> **Problem to solve**:
Using the listing below, give the number of lines where "them" appears, and nothing else.

-----

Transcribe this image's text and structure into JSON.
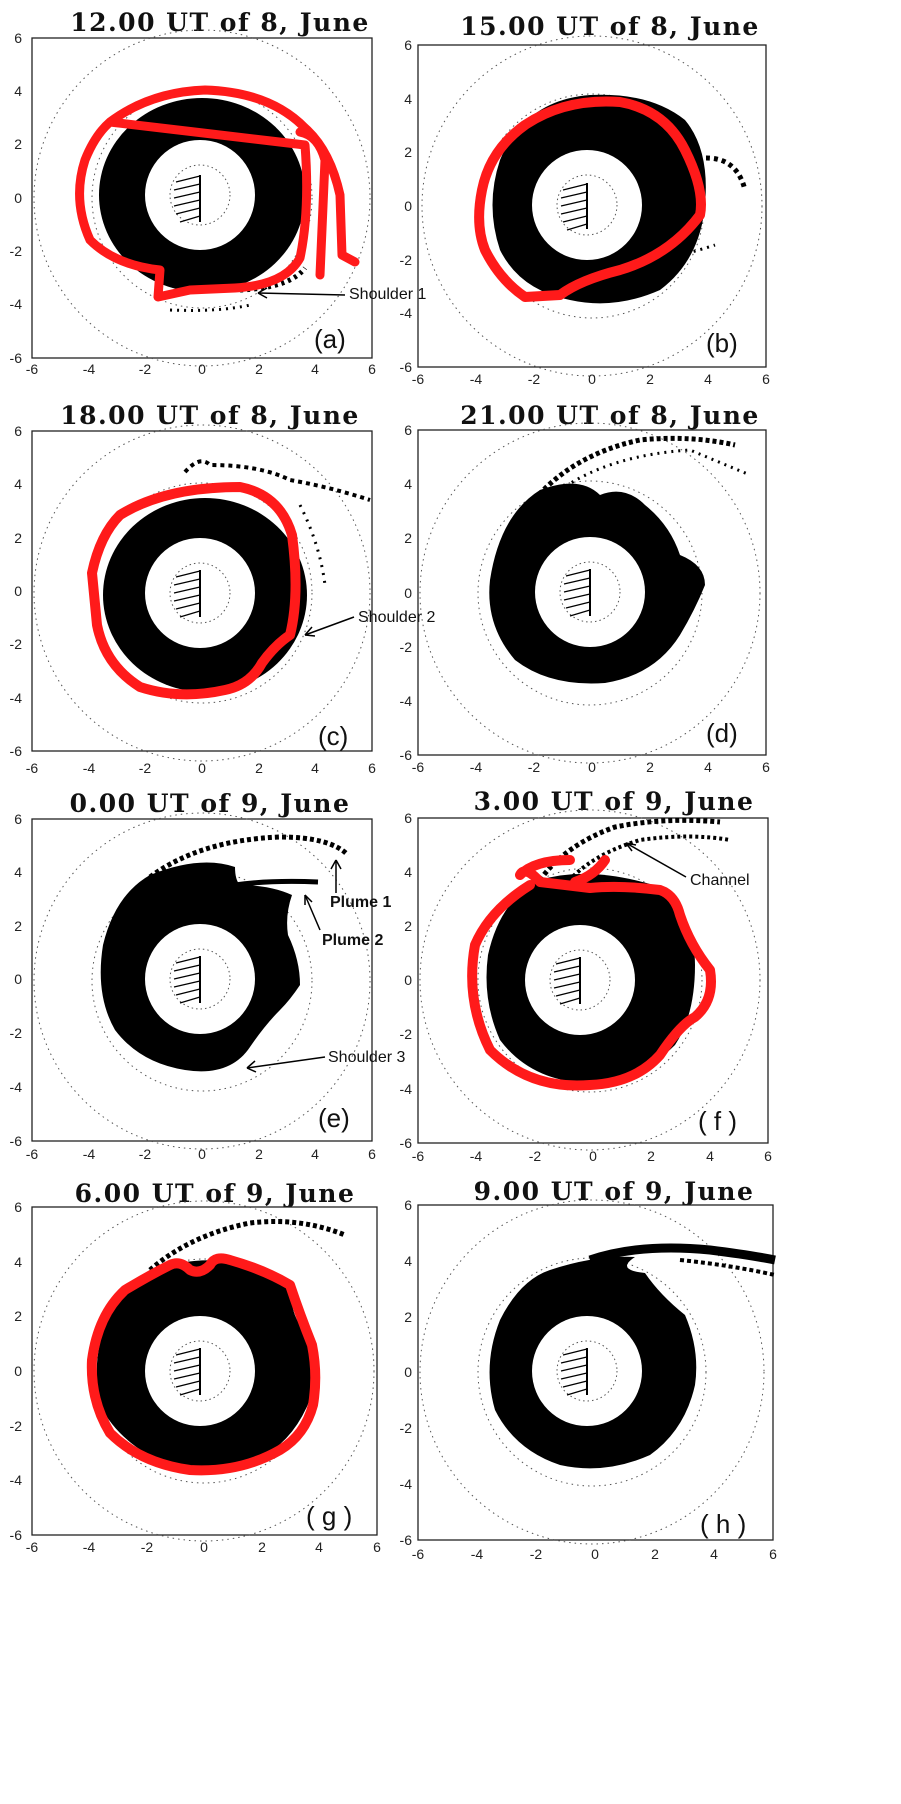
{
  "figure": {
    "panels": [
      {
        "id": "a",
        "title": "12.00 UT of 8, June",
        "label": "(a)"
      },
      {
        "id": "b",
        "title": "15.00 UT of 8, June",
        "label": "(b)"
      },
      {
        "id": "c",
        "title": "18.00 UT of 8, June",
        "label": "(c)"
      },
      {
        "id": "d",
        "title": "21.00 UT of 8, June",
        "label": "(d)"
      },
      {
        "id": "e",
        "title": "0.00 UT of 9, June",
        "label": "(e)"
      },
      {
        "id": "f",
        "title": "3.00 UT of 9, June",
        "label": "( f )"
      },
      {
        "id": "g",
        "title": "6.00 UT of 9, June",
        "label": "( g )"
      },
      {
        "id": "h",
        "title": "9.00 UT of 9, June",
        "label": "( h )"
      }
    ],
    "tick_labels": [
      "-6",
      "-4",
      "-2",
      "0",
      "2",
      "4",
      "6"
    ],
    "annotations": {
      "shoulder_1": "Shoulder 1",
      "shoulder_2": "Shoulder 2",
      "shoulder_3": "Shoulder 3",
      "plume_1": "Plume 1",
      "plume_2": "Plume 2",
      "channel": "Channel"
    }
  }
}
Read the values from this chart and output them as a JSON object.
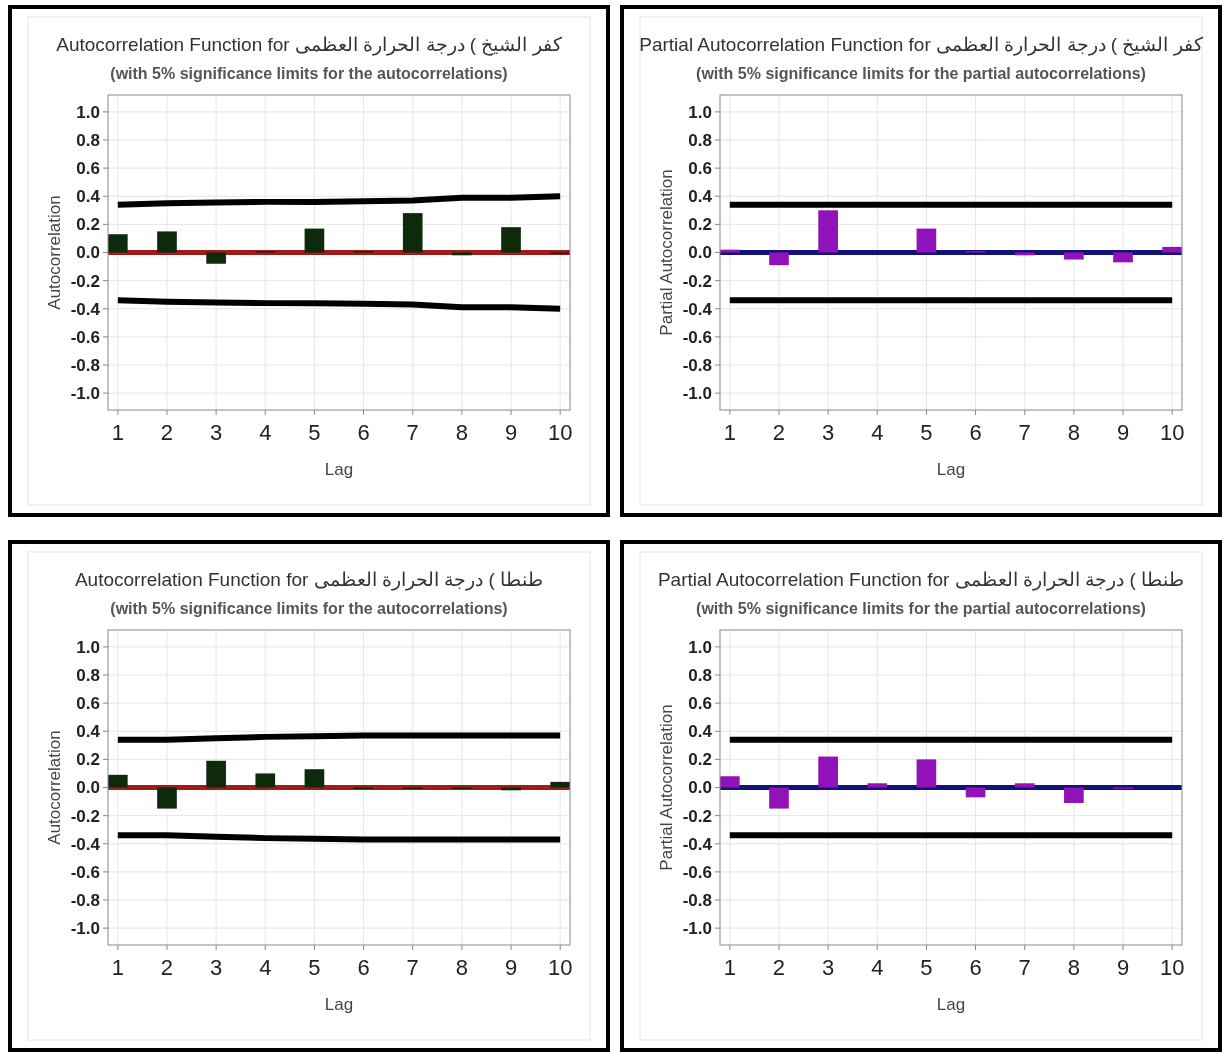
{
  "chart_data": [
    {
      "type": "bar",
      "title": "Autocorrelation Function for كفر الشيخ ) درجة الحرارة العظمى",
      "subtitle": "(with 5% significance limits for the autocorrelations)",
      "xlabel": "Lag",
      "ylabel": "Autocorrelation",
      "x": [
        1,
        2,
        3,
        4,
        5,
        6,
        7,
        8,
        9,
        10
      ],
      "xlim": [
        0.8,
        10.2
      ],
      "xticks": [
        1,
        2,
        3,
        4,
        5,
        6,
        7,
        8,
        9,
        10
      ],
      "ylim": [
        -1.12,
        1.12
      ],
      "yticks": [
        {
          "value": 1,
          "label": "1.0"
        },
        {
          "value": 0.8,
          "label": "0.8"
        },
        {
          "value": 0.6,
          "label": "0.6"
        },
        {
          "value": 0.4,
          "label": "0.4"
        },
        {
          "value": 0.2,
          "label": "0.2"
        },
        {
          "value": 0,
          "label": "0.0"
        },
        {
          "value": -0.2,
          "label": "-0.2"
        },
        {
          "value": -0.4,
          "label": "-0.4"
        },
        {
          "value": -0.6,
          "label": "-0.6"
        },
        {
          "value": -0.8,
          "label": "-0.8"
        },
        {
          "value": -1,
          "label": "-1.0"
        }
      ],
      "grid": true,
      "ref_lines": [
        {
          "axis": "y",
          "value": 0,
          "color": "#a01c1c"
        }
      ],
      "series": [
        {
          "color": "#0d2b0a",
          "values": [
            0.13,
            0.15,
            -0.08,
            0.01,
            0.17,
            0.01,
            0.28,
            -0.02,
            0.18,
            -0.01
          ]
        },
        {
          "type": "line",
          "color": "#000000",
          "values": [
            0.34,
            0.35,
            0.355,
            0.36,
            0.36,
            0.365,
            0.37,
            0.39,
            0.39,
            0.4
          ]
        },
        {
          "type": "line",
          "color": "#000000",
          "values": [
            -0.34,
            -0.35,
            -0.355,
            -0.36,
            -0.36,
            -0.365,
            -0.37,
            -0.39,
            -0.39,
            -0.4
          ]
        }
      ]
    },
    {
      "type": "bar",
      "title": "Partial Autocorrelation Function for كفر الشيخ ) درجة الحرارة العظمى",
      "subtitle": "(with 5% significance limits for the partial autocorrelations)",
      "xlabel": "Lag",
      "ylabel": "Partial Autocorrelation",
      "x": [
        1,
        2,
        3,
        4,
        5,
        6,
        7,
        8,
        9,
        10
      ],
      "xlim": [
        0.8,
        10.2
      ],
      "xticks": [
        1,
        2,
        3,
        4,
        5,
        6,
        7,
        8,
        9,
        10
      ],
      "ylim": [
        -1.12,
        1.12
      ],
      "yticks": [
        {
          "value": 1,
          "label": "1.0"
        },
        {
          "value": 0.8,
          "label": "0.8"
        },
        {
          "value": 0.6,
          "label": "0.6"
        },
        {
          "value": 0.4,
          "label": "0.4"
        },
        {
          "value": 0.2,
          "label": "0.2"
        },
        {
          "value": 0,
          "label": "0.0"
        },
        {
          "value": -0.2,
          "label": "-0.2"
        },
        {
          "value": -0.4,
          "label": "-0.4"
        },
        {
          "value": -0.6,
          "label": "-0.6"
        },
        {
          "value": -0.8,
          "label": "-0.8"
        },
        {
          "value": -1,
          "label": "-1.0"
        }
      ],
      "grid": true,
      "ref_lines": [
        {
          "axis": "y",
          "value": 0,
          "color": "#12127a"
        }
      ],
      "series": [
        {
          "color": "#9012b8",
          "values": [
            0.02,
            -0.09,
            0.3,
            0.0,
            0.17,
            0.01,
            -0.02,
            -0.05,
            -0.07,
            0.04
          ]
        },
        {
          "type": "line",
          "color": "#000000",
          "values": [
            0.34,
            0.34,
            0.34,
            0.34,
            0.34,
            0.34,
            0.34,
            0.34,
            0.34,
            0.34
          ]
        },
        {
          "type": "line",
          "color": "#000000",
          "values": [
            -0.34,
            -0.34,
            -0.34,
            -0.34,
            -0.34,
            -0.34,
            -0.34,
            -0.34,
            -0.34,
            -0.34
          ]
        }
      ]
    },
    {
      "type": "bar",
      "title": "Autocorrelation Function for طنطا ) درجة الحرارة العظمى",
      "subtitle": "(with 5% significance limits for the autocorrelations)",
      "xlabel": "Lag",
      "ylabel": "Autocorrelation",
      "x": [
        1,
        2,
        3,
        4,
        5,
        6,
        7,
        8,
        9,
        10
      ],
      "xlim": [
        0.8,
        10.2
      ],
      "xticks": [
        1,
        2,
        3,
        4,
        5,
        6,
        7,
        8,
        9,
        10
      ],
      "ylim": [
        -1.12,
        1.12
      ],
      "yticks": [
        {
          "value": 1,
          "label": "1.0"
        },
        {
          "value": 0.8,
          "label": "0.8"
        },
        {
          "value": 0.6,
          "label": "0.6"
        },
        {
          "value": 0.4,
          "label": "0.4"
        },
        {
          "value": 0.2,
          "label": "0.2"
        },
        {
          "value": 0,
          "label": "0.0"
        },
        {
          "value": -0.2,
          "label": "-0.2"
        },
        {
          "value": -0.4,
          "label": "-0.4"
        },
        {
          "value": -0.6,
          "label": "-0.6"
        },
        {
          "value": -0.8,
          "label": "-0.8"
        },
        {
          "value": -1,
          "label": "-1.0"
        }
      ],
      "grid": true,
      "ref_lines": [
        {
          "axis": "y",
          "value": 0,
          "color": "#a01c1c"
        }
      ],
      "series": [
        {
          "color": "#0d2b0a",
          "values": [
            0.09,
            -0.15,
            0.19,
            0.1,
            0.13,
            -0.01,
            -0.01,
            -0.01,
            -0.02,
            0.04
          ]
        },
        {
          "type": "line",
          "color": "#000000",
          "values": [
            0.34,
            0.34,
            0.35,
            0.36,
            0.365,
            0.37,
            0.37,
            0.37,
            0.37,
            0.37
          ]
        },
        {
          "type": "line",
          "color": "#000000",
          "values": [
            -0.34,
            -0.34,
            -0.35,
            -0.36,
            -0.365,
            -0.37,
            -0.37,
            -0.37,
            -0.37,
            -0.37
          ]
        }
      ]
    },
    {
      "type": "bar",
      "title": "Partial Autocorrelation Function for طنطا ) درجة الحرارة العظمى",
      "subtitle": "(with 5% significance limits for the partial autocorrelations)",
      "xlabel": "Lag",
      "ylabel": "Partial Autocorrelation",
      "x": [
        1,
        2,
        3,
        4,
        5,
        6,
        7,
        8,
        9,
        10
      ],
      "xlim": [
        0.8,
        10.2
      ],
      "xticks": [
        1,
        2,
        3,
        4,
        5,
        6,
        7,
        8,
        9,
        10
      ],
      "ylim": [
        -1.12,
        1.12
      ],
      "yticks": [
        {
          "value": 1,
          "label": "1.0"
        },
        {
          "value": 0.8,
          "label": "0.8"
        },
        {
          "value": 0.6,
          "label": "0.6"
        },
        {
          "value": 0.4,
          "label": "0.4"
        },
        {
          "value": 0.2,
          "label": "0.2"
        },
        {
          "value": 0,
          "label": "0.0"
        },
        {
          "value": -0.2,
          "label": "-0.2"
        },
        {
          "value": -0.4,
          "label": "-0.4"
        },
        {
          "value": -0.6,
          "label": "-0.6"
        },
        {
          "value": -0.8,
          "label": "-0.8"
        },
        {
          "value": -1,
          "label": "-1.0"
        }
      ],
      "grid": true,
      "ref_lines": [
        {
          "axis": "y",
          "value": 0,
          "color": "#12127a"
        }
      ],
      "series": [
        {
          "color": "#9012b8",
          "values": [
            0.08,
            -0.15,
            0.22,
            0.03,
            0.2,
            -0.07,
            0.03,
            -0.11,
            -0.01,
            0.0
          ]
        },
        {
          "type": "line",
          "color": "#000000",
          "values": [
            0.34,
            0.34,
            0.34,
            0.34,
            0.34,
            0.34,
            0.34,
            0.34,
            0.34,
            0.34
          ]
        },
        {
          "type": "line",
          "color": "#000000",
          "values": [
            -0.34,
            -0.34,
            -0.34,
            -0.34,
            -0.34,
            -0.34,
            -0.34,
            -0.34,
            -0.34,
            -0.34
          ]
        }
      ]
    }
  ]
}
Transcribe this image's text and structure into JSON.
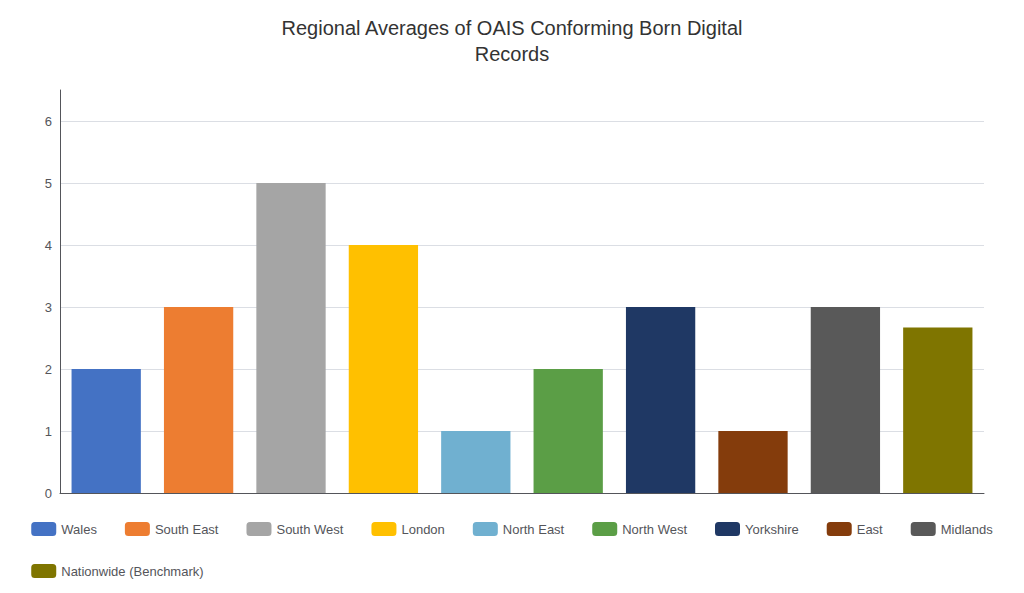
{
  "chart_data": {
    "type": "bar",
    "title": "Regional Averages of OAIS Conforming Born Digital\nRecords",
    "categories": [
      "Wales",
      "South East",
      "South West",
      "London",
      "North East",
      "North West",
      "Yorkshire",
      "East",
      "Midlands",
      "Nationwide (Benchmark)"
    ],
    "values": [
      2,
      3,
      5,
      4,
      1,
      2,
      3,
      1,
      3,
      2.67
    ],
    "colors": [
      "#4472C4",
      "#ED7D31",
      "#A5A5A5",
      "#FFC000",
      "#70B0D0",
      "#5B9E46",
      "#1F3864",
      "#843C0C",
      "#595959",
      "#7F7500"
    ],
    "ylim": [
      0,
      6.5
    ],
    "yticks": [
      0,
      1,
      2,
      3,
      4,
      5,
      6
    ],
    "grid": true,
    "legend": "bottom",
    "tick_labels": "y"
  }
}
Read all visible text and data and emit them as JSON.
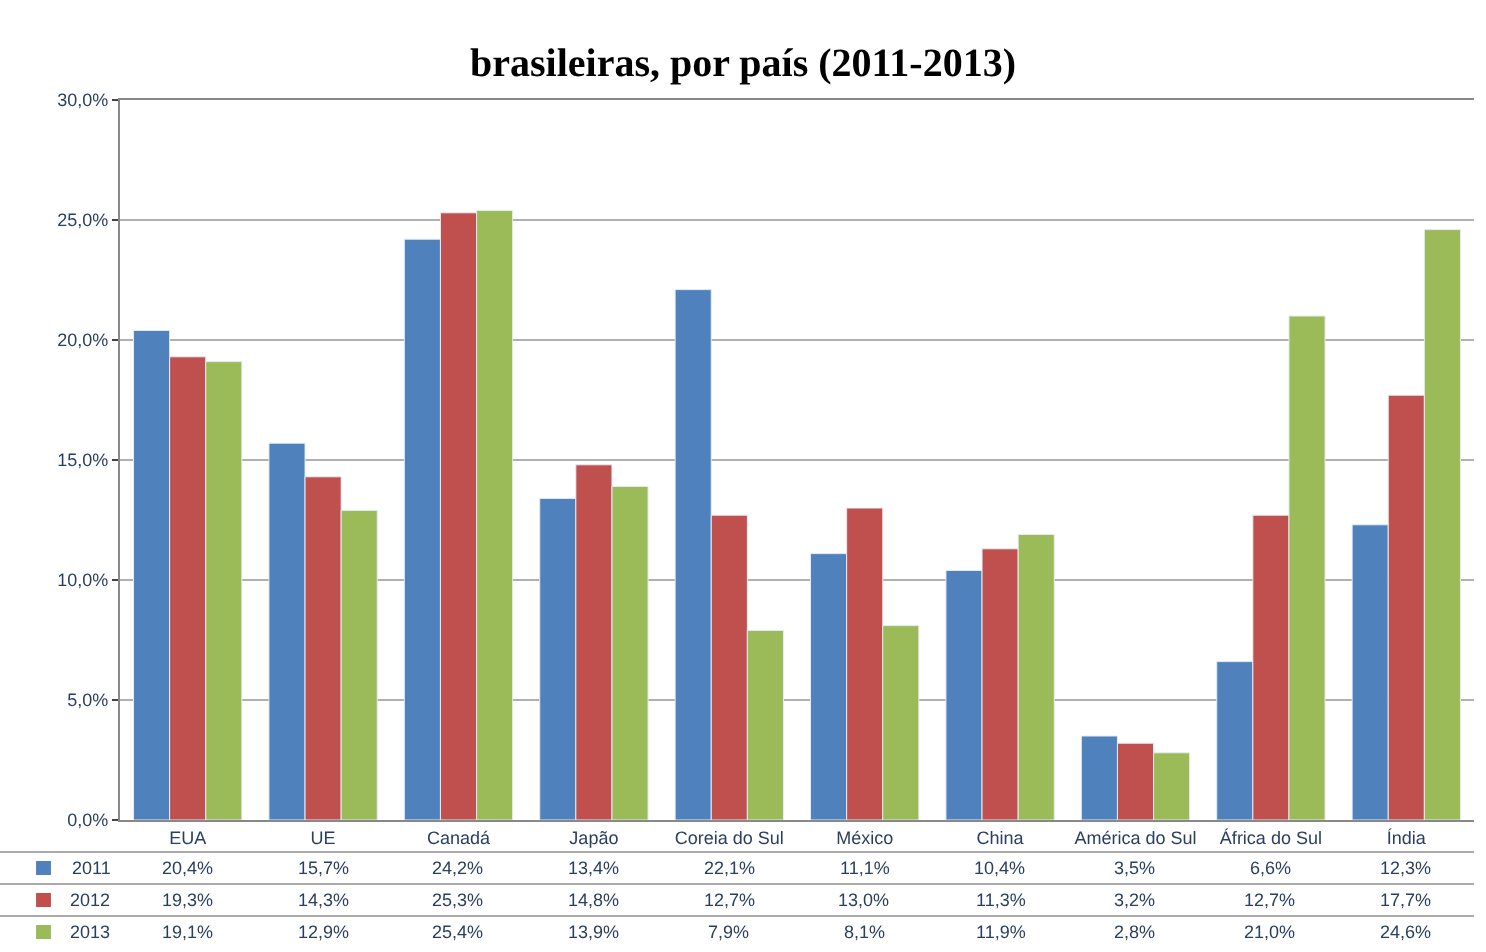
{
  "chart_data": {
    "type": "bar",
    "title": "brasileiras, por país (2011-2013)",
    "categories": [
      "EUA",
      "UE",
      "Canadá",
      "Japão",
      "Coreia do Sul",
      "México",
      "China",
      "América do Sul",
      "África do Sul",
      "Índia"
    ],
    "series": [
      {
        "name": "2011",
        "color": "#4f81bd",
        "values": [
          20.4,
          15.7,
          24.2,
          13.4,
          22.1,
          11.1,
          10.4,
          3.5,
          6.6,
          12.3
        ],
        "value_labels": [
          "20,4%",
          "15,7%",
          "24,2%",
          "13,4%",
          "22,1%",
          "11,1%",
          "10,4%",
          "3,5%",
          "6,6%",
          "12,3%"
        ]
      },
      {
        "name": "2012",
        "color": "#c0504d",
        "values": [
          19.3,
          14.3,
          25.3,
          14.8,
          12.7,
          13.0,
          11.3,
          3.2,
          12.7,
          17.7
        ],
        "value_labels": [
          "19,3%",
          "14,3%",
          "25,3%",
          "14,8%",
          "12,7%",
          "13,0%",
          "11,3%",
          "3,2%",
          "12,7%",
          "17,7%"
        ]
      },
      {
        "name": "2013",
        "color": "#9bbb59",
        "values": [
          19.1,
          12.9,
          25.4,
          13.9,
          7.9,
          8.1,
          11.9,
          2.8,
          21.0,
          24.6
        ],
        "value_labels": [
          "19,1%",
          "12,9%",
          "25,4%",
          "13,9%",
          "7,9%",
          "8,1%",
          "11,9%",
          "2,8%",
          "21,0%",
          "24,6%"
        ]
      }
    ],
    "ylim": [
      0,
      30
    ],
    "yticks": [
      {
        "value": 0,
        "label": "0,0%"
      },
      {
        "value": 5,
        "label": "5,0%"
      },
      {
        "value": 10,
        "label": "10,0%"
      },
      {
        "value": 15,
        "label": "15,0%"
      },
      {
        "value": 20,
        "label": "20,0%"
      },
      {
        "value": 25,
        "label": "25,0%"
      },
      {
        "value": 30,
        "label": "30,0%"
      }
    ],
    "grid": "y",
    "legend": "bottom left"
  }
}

-----

> **Task answer**:
2